━━━━━ Material to process
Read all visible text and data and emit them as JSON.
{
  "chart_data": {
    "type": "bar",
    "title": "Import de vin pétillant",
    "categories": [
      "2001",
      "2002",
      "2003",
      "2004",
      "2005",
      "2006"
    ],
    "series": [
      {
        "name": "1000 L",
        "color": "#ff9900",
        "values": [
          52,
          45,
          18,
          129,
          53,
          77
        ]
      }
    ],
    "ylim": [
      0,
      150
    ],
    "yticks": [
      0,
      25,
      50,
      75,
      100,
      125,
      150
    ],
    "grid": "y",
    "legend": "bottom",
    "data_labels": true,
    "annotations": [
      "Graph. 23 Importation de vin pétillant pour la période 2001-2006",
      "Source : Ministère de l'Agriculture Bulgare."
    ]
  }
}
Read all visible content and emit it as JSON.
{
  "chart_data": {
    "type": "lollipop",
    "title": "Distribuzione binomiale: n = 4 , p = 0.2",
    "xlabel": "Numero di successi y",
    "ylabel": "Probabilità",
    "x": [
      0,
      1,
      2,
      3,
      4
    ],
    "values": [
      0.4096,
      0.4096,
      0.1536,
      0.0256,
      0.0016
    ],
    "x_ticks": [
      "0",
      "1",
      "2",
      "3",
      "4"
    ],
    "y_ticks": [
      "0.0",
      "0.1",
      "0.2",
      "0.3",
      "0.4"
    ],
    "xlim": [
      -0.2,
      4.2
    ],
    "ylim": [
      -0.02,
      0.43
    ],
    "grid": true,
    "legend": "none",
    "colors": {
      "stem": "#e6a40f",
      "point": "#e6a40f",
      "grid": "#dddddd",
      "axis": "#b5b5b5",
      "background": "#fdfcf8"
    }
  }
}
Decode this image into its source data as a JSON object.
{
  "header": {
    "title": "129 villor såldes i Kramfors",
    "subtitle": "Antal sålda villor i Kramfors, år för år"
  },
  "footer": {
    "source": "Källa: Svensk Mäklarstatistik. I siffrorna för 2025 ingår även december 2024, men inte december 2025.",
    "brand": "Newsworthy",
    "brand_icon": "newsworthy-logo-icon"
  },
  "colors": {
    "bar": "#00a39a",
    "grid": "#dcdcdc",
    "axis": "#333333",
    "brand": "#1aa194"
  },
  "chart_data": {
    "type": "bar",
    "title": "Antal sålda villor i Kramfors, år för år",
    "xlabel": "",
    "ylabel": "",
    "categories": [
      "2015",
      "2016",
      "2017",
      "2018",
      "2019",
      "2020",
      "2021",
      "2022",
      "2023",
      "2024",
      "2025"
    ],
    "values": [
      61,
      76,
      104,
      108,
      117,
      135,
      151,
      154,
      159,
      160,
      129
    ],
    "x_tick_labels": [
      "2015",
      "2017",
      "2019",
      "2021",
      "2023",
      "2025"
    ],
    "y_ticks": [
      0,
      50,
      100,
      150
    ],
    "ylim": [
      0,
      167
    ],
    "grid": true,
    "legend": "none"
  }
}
━━━━━━━━━━
- **Aim**:
From the data above, copy each line where the string "JSON" appears.

- **Output of the exercise**:
Read all visible text and data and emit them as JSON.
Read all visible content and emit it as JSON.
Decode this image into its source data as a JSON object.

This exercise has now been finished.